## [Records for processing]

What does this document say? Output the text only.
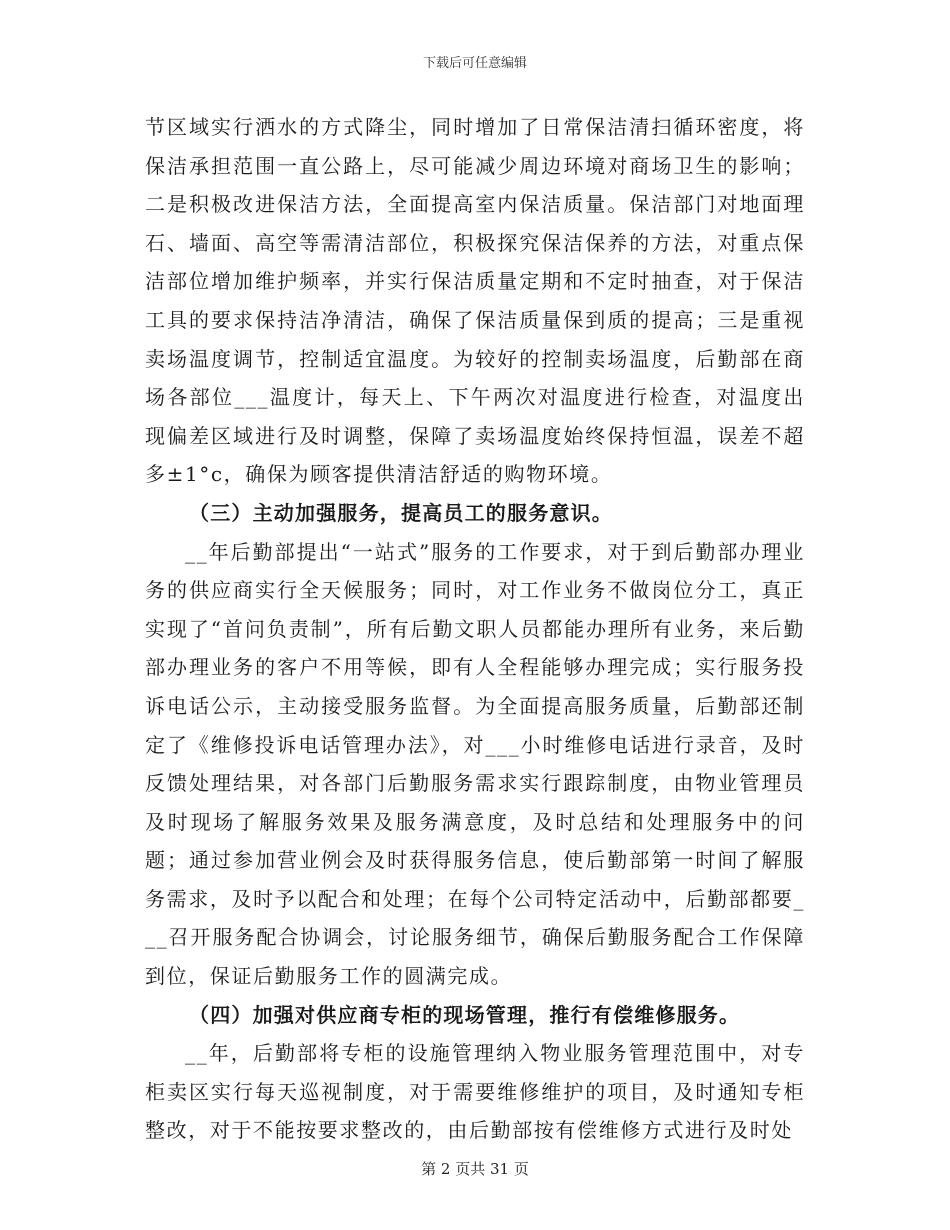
下载后可任意编辑

节区域实行洒水的方式降尘，同时增加了日常保洁清扫循环密度，将保洁承担范围一直公路上，尽可能减少周边环境对商场卫生的影响；二是积极改进保洁方法，全面提高室内保洁质量。保洁部门对地面理石、墙面、高空等需清洁部位，积极探究保洁保养的方法，对重点保洁部位增加维护频率，并实行保洁质量定期和不定时抽查，对于保洁工具的要求保持洁净清洁，确保了保洁质量保到质的提高；三是重视卖场温度调节，控制适宜温度。为较好的控制卖场温度，后勤部在商场各部位___温度计，每天上、下午两次对温度进行检查，对温度出现偏差区域进行及时调整，保障了卖场温度始终保持恒温，误差不超多±1°c，确保为顾客提供清洁舒适的购物环境。

（三）主动加强服务，提高员工的服务意识。

__年后勤部提出“一站式”服务的工作要求，对于到后勤部办理业务的供应商实行全天候服务；同时，对工作业务不做岗位分工，真正实现了“首问负责制”，所有后勤文职人员都能办理所有业务，来后勤部办理业务的客户不用等候，即有人全程能够办理完成；实行服务投诉电话公示，主动接受服务监督。为全面提高服务质量，后勤部还制定了《维修投诉电话管理办法》，对___小时维修电话进行录音，及时反馈处理结果，对各部门后勤服务需求实行跟踪制度，由物业管理员及时现场了解服务效果及服务满意度，及时总结和处理服务中的问题；通过参加营业例会及时获得服务信息，使后勤部第一时间了解服务需求，及时予以配合和处理；在每个公司特定活动中，后勤部都要___召开服务配合协调会，讨论服务细节，确保后勤服务配合工作保障到位，保证后勤服务工作的圆满完成。

（四）加强对供应商专柜的现场管理，推行有偿维修服务。

__年，后勤部将专柜的设施管理纳入物业服务管理范围中，对专柜卖区实行每天巡视制度，对于需要维修维护的项目，及时通知专柜整改，对于不能按要求整改的，由后勤部按有偿维修方式进行及时处

第 2 页共 31 页
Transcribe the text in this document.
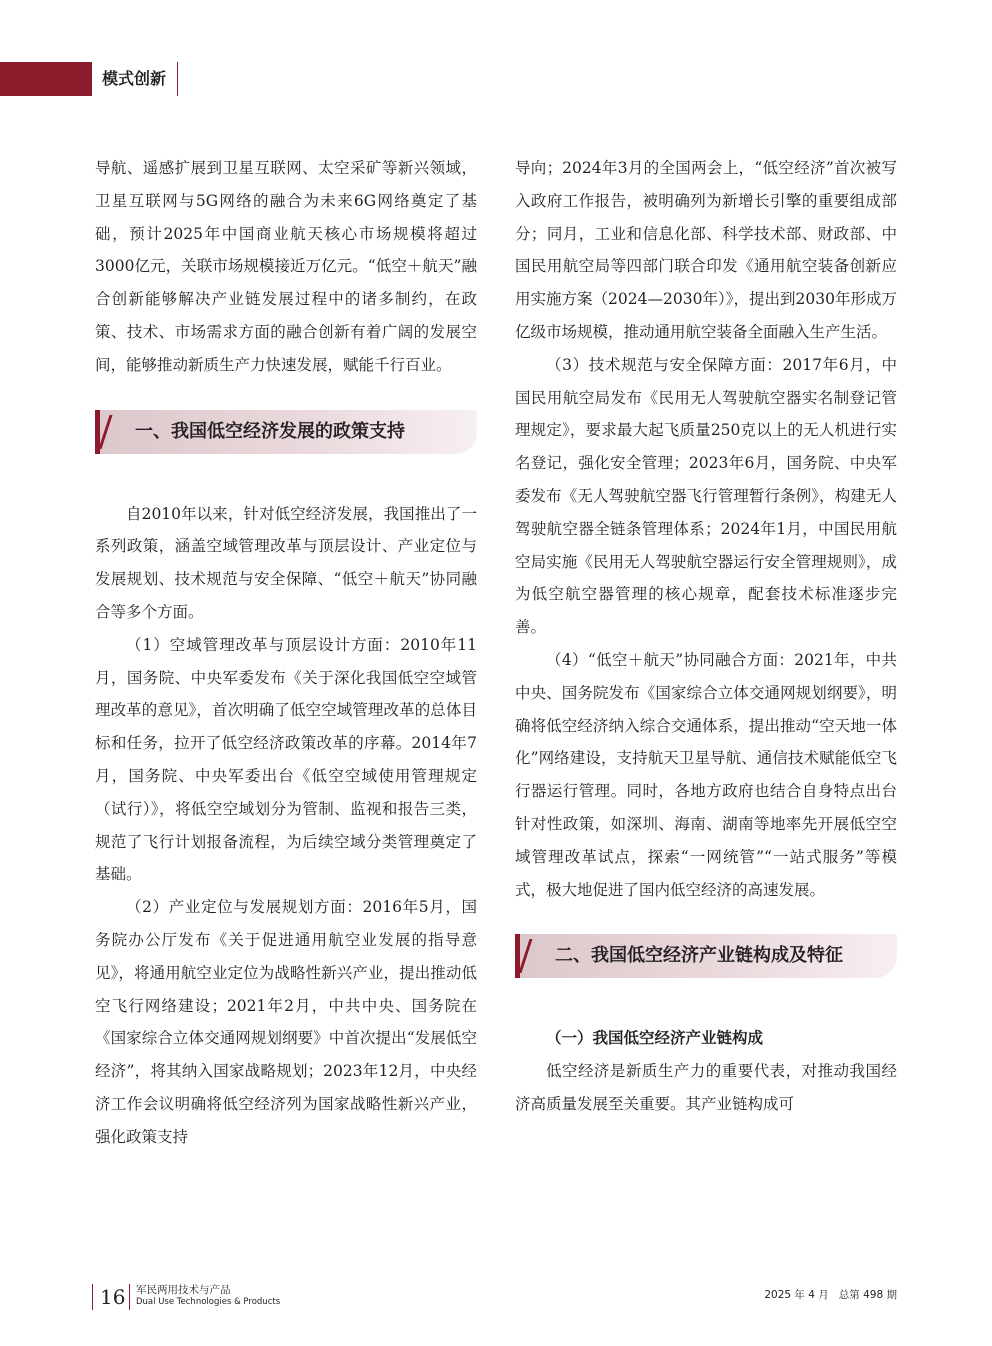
模式创新

导航、遥感扩展到卫星互联网、太空采矿等新兴领域，卫星互联网与5G网络的融合为未来6G网络奠定了基础，预计2025年中国商业航天核心市场规模将超过3000亿元，关联市场规模接近万亿元。“低空＋航天”融合创新能够解决产业链发展过程中的诸多制约，在政策、技术、市场需求方面的融合创新有着广阔的发展空间，能够推动新质生产力快速发展，赋能千行百业。

一、我国低空经济发展的政策支持

自2010年以来，针对低空经济发展，我国推出了一系列政策，涵盖空域管理改革与顶层设计、产业定位与发展规划、技术规范与安全保障、“低空＋航天”协同融合等多个方面。

（1）空域管理改革与顶层设计方面：2010年11月，国务院、中央军委发布《关于深化我国低空空域管理改革的意见》，首次明确了低空空域管理改革的总体目标和任务，拉开了低空经济政策改革的序幕。2014年7月，国务院、中央军委出台《低空空域使用管理规定（试行）》，将低空空域划分为管制、监视和报告三类，规范了飞行计划报备流程，为后续空域分类管理奠定了基础。

（2）产业定位与发展规划方面：2016年5月，国务院办公厅发布《关于促进通用航空业发展的指导意见》，将通用航空业定位为战略性新兴产业，提出推动低空飞行网络建设；2021年2月，中共中央、国务院在《国家综合立体交通网规划纲要》中首次提出“发展低空经济”，将其纳入国家战略规划；2023年12月，中央经济工作会议明确将低空经济列为国家战略性新兴产业，强化政策支持

导向；2024年3月的全国两会上，“低空经济”首次被写入政府工作报告，被明确列为新增长引擎的重要组成部分；同月，工业和信息化部、科学技术部、财政部、中国民用航空局等四部门联合印发《通用航空装备创新应用实施方案（2024—2030年）》，提出到2030年形成万亿级市场规模，推动通用航空装备全面融入生产生活。

（3）技术规范与安全保障方面：2017年6月，中国民用航空局发布《民用无人驾驶航空器实名制登记管理规定》，要求最大起飞质量250克以上的无人机进行实名登记，强化安全管理；2023年6月，国务院、中央军委发布《无人驾驶航空器飞行管理暂行条例》，构建无人驾驶航空器全链条管理体系；2024年1月，中国民用航空局实施《民用无人驾驶航空器运行安全管理规则》，成为低空航空器管理的核心规章，配套技术标准逐步完善。

（4）“低空＋航天”协同融合方面：2021年，中共中央、国务院发布《国家综合立体交通网规划纲要》，明确将低空经济纳入综合交通体系，提出推动“空天地一体化”网络建设，支持航天卫星导航、通信技术赋能低空飞行器运行管理。同时，各地方政府也结合自身特点出台针对性政策，如深圳、海南、湖南等地率先开展低空空域管理改革试点，探索“一网统管”“一站式服务”等模式，极大地促进了国内低空经济的高速发展。

二、我国低空经济产业链构成及特征

（一）我国低空经济产业链构成

低空经济是新质生产力的重要代表，对推动我国经济高质量发展至关重要。其产业链构成可

16 军民两用技术与产品
Dual Use Technologies & Products
2025 年 4 月   总第 498 期
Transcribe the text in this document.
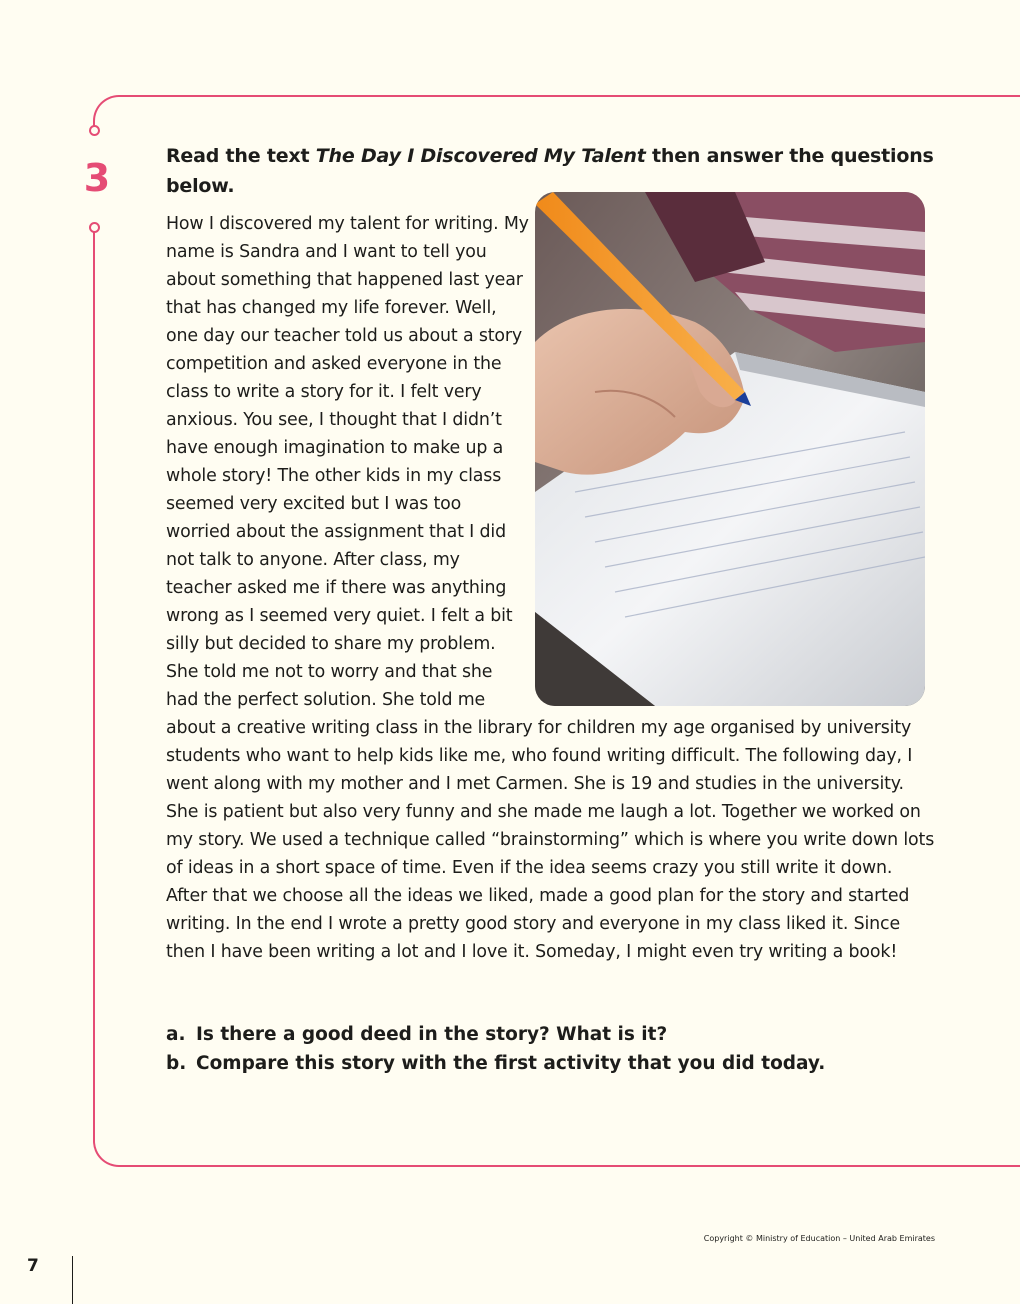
3	Read the text The Day I Discovered My Talent then answer the questions below.

How I discovered my talent for writing. My name is Sandra and I want to tell you about something that happened last year that has changed my life forever. Well, one day our teacher told us about a story competition and asked everyone in the class to write a story for it. I felt very anxious. You see, I thought that I didn’t have enough imagination to make up a whole story! The other kids in my class seemed very excited but I was too worried about the assignment that I did not talk to anyone. After class, my teacher asked me if there was anything wrong as I seemed very quiet. I felt a bit silly but decided to share my problem. She told me not to worry and that she had the perfect solution. She told me about a creative writing class in the library for children my age organised by university students who want to help kids like me, who found writing difficult. The following day, I went along with my mother and I met Carmen. She is 19 and studies in the university. She is patient but also very funny and she made me laugh a lot. Together we worked on my story. We used a technique called “brainstorming” which is where you write down lots of ideas in a short space of time. Even if the idea seems crazy you still write it down. After that we choose all the ideas we liked, made a good plan for the story and started writing. In the end I wrote a pretty good story and everyone in my class liked it. Since then I have been writing a lot and I love it. Someday, I might even try writing a book!

a. Is there a good deed in the story? What is it?
b. Compare this story with the first activity that you did today.
Copyright © Ministry of Education – United Arab Emirates
7
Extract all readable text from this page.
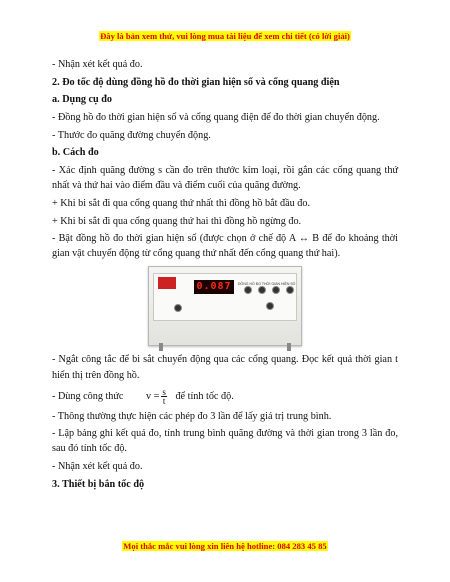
Đây là bản xem thử, vui lòng mua tài liệu để xem chi tiết (có lời giải)

- Nhận xét kết quả đo.

2. Đo tốc độ dùng đồng hồ đo thời gian hiện số và cổng quang điện

a. Dụng cụ đo

- Đồng hồ đo thời gian hiện số và cổng quang điện để đo thời gian chuyển động.

- Thước đo quãng đường chuyển động.

b. Cách đo

- Xác định quãng đường s cần đo trên thước kim loại, rồi gắn các cổng quang thứ nhất và thứ hai vào điểm đầu và điểm cuối của quãng đường.

+ Khi bi sắt đi qua cổng quang thứ nhất thì đồng hồ bắt đầu đo.

+ Khi bi sắt đi qua cổng quang thứ hai thì đồng hồ ngừng đo.

- Bật đồng hồ đo thời gian hiện số (được chọn ở chế độ A ↔ B để đo khoảng thời gian vật chuyển động từ cổng quang thứ nhất đến cổng quang thứ hai).

ĐỒNG HỒ ĐO THỜI GIAN HIỆN SỐ
0.087

- Ngắt công tắc để bi sắt chuyển động qua các cổng quang. Đọc kết quả thời gian t hiển thị trên đồng hồ.

- Dùng công thức $v = \frac{s}{t}$ để tính tốc độ.

- Thông thường thực hiện các phép đo 3 lần để lấy giá trị trung bình.

- Lập bảng ghi kết quả đo, tính trung bình quãng đường và thời gian trong 3 lần đo, sau đó tính tốc độ.

- Nhận xét kết quả đo.

3. Thiết bị bắn tốc độ

Mọi thắc mắc vui lòng xin liên hệ hotline: 084 283 45 85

## [Your objective]
Select, from the listing, all lines that include the word "quãng".

## [Final answer]
- Thước đo quãng đường chuyển động.
- Xác định quãng đường s cần đo trên thước kim loại, rồi gắn các cổng quang thứ nhất và thứ hai vào điểm đầu và điểm cuối của quãng đường.
- Lập bảng ghi kết quả đo, tính trung bình quãng đường và thời gian trong 3 lần đo, sau đó tính tốc độ.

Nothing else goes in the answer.